Transcribe the lines below verbatim, skipping the images.

(Figure content listings)
···

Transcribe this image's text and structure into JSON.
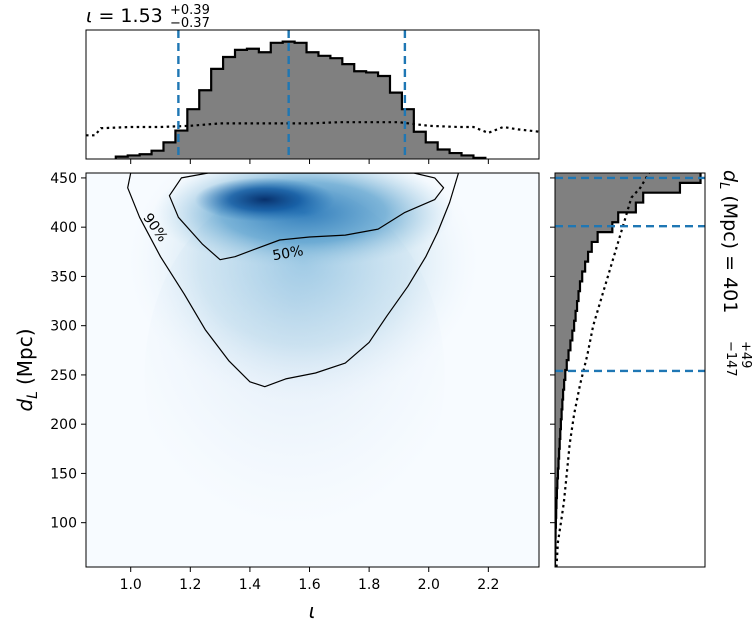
{
  "chart_data": [
    {
      "type": "heatmap",
      "panel": "joint",
      "title": "",
      "xlabel": "ι",
      "ylabel_symbol": "d",
      "ylabel_subscript": "L",
      "ylabel_unit": "(Mpc)",
      "xlim": [
        0.85,
        2.37
      ],
      "ylim": [
        55,
        455
      ],
      "xticks": [
        1.0,
        1.2,
        1.4,
        1.6,
        1.8,
        2.0,
        2.2
      ],
      "xtick_labels": [
        "1.0",
        "1.2",
        "1.4",
        "1.6",
        "1.8",
        "2.0",
        "2.2"
      ],
      "yticks": [
        100,
        150,
        200,
        250,
        300,
        350,
        400,
        450
      ],
      "ytick_labels": [
        "100",
        "150",
        "200",
        "250",
        "300",
        "350",
        "400",
        "450"
      ],
      "colormap": "Blues",
      "density_peak": {
        "x": 1.45,
        "y": 428
      },
      "contours": [
        {
          "level": "50%",
          "label": "50%",
          "label_at": {
            "x": 1.53,
            "y": 369
          },
          "points": [
            [
              1.26,
              455
            ],
            [
              1.95,
              455
            ],
            [
              2.02,
              450
            ],
            [
              2.05,
              440
            ],
            [
              2.02,
              428
            ],
            [
              1.92,
              415
            ],
            [
              1.83,
              398
            ],
            [
              1.72,
              392
            ],
            [
              1.6,
              390
            ],
            [
              1.5,
              387
            ],
            [
              1.42,
              378
            ],
            [
              1.35,
              370
            ],
            [
              1.3,
              367
            ],
            [
              1.24,
              383
            ],
            [
              1.16,
              410
            ],
            [
              1.13,
              432
            ],
            [
              1.17,
              450
            ]
          ]
        },
        {
          "level": "90%",
          "label": "90%",
          "label_at": {
            "x": 1.07,
            "y": 397
          },
          "points": [
            [
              1.0,
              455
            ],
            [
              2.1,
              455
            ],
            [
              2.07,
              425
            ],
            [
              2.03,
              395
            ],
            [
              1.99,
              370
            ],
            [
              1.93,
              340
            ],
            [
              1.86,
              310
            ],
            [
              1.8,
              283
            ],
            [
              1.72,
              262
            ],
            [
              1.62,
              252
            ],
            [
              1.52,
              246
            ],
            [
              1.45,
              238
            ],
            [
              1.4,
              243
            ],
            [
              1.33,
              264
            ],
            [
              1.25,
              296
            ],
            [
              1.18,
              332
            ],
            [
              1.1,
              370
            ],
            [
              1.03,
              410
            ],
            [
              0.99,
              440
            ]
          ]
        }
      ]
    },
    {
      "type": "bar",
      "panel": "top-marginal",
      "title_symbol": "ι",
      "title_value": " = 1.53",
      "title_plus": "+0.39",
      "title_minus": "−0.37",
      "xlim": [
        0.85,
        2.37
      ],
      "bin_edges": [
        0.95,
        0.99,
        1.03,
        1.07,
        1.11,
        1.15,
        1.19,
        1.23,
        1.27,
        1.31,
        1.35,
        1.39,
        1.43,
        1.47,
        1.51,
        1.55,
        1.59,
        1.63,
        1.67,
        1.71,
        1.75,
        1.79,
        1.83,
        1.87,
        1.91,
        1.95,
        1.99,
        2.03,
        2.07,
        2.11,
        2.15,
        2.19
      ],
      "values": [
        0.02,
        0.03,
        0.04,
        0.07,
        0.14,
        0.24,
        0.42,
        0.58,
        0.76,
        0.86,
        0.92,
        0.93,
        0.9,
        0.98,
        0.99,
        0.98,
        0.9,
        0.87,
        0.85,
        0.8,
        0.74,
        0.73,
        0.7,
        0.56,
        0.42,
        0.23,
        0.14,
        0.08,
        0.05,
        0.03,
        0.01
      ],
      "prior_x": [
        0.85,
        0.88,
        0.9,
        1.0,
        1.1,
        1.2,
        1.3,
        1.4,
        1.5,
        1.6,
        1.7,
        1.8,
        1.9,
        2.0,
        2.1,
        2.15,
        2.2,
        2.25,
        2.3,
        2.37
      ],
      "prior_values": [
        0.2,
        0.2,
        0.26,
        0.27,
        0.27,
        0.28,
        0.3,
        0.3,
        0.3,
        0.3,
        0.31,
        0.31,
        0.31,
        0.28,
        0.27,
        0.27,
        0.22,
        0.27,
        0.25,
        0.23
      ],
      "quantile_lines": [
        1.16,
        1.53,
        1.92
      ],
      "fill_color": "#808080",
      "line_color": "#1f77b4"
    },
    {
      "type": "bar",
      "panel": "right-marginal",
      "orientation": "horizontal",
      "label_symbol": "d",
      "label_subscript": "L",
      "label_unit": " (Mpc) = 401",
      "label_plus": "+49",
      "label_minus": "−147",
      "ylim": [
        55,
        455
      ],
      "bin_edges": [
        55,
        65,
        75,
        85,
        95,
        105,
        115,
        125,
        135,
        145,
        155,
        165,
        175,
        185,
        195,
        205,
        215,
        225,
        235,
        245,
        255,
        265,
        275,
        285,
        295,
        305,
        315,
        325,
        335,
        345,
        355,
        365,
        375,
        385,
        395,
        405,
        415,
        425,
        435,
        445,
        455
      ],
      "values": [
        0.0,
        0.002,
        0.003,
        0.004,
        0.006,
        0.008,
        0.01,
        0.013,
        0.016,
        0.02,
        0.024,
        0.028,
        0.032,
        0.036,
        0.04,
        0.045,
        0.05,
        0.055,
        0.062,
        0.07,
        0.08,
        0.092,
        0.105,
        0.118,
        0.13,
        0.14,
        0.15,
        0.16,
        0.17,
        0.185,
        0.205,
        0.225,
        0.25,
        0.29,
        0.39,
        0.43,
        0.55,
        0.6,
        0.85,
        0.99
      ],
      "prior_y": [
        55,
        80,
        100,
        120,
        150,
        180,
        210,
        240,
        270,
        300,
        330,
        350,
        370,
        390,
        410,
        430,
        440,
        450,
        455
      ],
      "prior_values": [
        0.01,
        0.02,
        0.04,
        0.06,
        0.08,
        0.1,
        0.13,
        0.17,
        0.22,
        0.26,
        0.32,
        0.36,
        0.4,
        0.44,
        0.48,
        0.52,
        0.58,
        0.62,
        0.64
      ],
      "quantile_lines": [
        254,
        401,
        450
      ],
      "fill_color": "#808080",
      "line_color": "#1f77b4"
    }
  ]
}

···

> **RESULT OF THIS TASK**:
Transcribe this image's text and structure into JSON.
{
  "chart_data": [
    {
      "type": "heatmap",
      "panel": "joint",
      "title": "",
      "xlabel": "ι",
      "ylabel_symbol": "d",
      "ylabel_subscript": "L",
      "ylabel_unit": "(Mpc)",
      "xlim": [
        0.85,
        2.37
      ],
      "ylim": [
        55,
        455
      ],
      "xticks": [
        1.0,
        1.2,
        1.4,
        1.6,
        1.8,
        2.0,
        2.2
      ],
      "xtick_labels": [
        "1.0",
        "1.2",
        "1.4",
        "1.6",
        "1.8",
        "2.0",
        "2.2"
      ],
      "yticks": [
        100,
        150,
        200,
        250,
        300,
        350,
        400,
        450
      ],
      "ytick_labels": [
        "100",
        "150",
        "200",
        "250",
        "300",
        "350",
        "400",
        "450"
      ],
      "colormap": "Blues",
      "density_peak": {
        "x": 1.45,
        "y": 428
      },
      "contours": [
        {
          "level": "50%",
          "label": "50%",
          "label_at": {
            "x": 1.53,
            "y": 369
          },
          "points": [
            [
              1.26,
              455
            ],
            [
              1.95,
              455
            ],
            [
              2.02,
              450
            ],
            [
              2.05,
              440
            ],
            [
              2.02,
              428
            ],
            [
              1.92,
              415
            ],
            [
              1.83,
              398
            ],
            [
              1.72,
              392
            ],
            [
              1.6,
              390
            ],
            [
              1.5,
              387
            ],
            [
              1.42,
              378
            ],
            [
              1.35,
              370
            ],
            [
              1.3,
              367
            ],
            [
              1.24,
              383
            ],
            [
              1.16,
              410
            ],
            [
              1.13,
              432
            ],
            [
              1.17,
              450
            ]
          ]
        },
        {
          "level": "90%",
          "label": "90%",
          "label_at": {
            "x": 1.07,
            "y": 397
          },
          "points": [
            [
              1.0,
              455
            ],
            [
              2.1,
              455
            ],
            [
              2.07,
              425
            ],
            [
              2.03,
              395
            ],
            [
              1.99,
              370
            ],
            [
              1.93,
              340
            ],
            [
              1.86,
              310
            ],
            [
              1.8,
              283
            ],
            [
              1.72,
              262
            ],
            [
              1.62,
              252
            ],
            [
              1.52,
              246
            ],
            [
              1.45,
              238
            ],
            [
              1.4,
              243
            ],
            [
              1.33,
              264
            ],
            [
              1.25,
              296
            ],
            [
              1.18,
              332
            ],
            [
              1.1,
              370
            ],
            [
              1.03,
              410
            ],
            [
              0.99,
              440
            ]
          ]
        }
      ]
    },
    {
      "type": "bar",
      "panel": "top-marginal",
      "title_symbol": "ι",
      "title_value": " = 1.53",
      "title_plus": "+0.39",
      "title_minus": "−0.37",
      "xlim": [
        0.85,
        2.37
      ],
      "bin_edges": [
        0.95,
        0.99,
        1.03,
        1.07,
        1.11,
        1.15,
        1.19,
        1.23,
        1.27,
        1.31,
        1.35,
        1.39,
        1.43,
        1.47,
        1.51,
        1.55,
        1.59,
        1.63,
        1.67,
        1.71,
        1.75,
        1.79,
        1.83,
        1.87,
        1.91,
        1.95,
        1.99,
        2.03,
        2.07,
        2.11,
        2.15,
        2.19
      ],
      "values": [
        0.02,
        0.03,
        0.04,
        0.07,
        0.14,
        0.24,
        0.42,
        0.58,
        0.76,
        0.86,
        0.92,
        0.93,
        0.9,
        0.98,
        0.99,
        0.98,
        0.9,
        0.87,
        0.85,
        0.8,
        0.74,
        0.73,
        0.7,
        0.56,
        0.42,
        0.23,
        0.14,
        0.08,
        0.05,
        0.03,
        0.01
      ],
      "prior_x": [
        0.85,
        0.88,
        0.9,
        1.0,
        1.1,
        1.2,
        1.3,
        1.4,
        1.5,
        1.6,
        1.7,
        1.8,
        1.9,
        2.0,
        2.1,
        2.15,
        2.2,
        2.25,
        2.3,
        2.37
      ],
      "prior_values": [
        0.2,
        0.2,
        0.26,
        0.27,
        0.27,
        0.28,
        0.3,
        0.3,
        0.3,
        0.3,
        0.31,
        0.31,
        0.31,
        0.28,
        0.27,
        0.27,
        0.22,
        0.27,
        0.25,
        0.23
      ],
      "quantile_lines": [
        1.16,
        1.53,
        1.92
      ],
      "fill_color": "#808080",
      "line_color": "#1f77b4"
    },
    {
      "type": "bar",
      "panel": "right-marginal",
      "orientation": "horizontal",
      "label_symbol": "d",
      "label_subscript": "L",
      "label_unit": " (Mpc) = 401",
      "label_plus": "+49",
      "label_minus": "−147",
      "ylim": [
        55,
        455
      ],
      "bin_edges": [
        55,
        65,
        75,
        85,
        95,
        105,
        115,
        125,
        135,
        145,
        155,
        165,
        175,
        185,
        195,
        205,
        215,
        225,
        235,
        245,
        255,
        265,
        275,
        285,
        295,
        305,
        315,
        325,
        335,
        345,
        355,
        365,
        375,
        385,
        395,
        405,
        415,
        425,
        435,
        445,
        455
      ],
      "values": [
        0.0,
        0.002,
        0.003,
        0.004,
        0.006,
        0.008,
        0.01,
        0.013,
        0.016,
        0.02,
        0.024,
        0.028,
        0.032,
        0.036,
        0.04,
        0.045,
        0.05,
        0.055,
        0.062,
        0.07,
        0.08,
        0.092,
        0.105,
        0.118,
        0.13,
        0.14,
        0.15,
        0.16,
        0.17,
        0.185,
        0.205,
        0.225,
        0.25,
        0.29,
        0.39,
        0.43,
        0.55,
        0.6,
        0.85,
        0.99
      ],
      "prior_y": [
        55,
        80,
        100,
        120,
        150,
        180,
        210,
        240,
        270,
        300,
        330,
        350,
        370,
        390,
        410,
        430,
        440,
        450,
        455
      ],
      "prior_values": [
        0.01,
        0.02,
        0.04,
        0.06,
        0.08,
        0.1,
        0.13,
        0.17,
        0.22,
        0.26,
        0.32,
        0.36,
        0.4,
        0.44,
        0.48,
        0.52,
        0.58,
        0.62,
        0.64
      ],
      "quantile_lines": [
        254,
        401,
        450
      ],
      "fill_color": "#808080",
      "line_color": "#1f77b4"
    }
  ]
}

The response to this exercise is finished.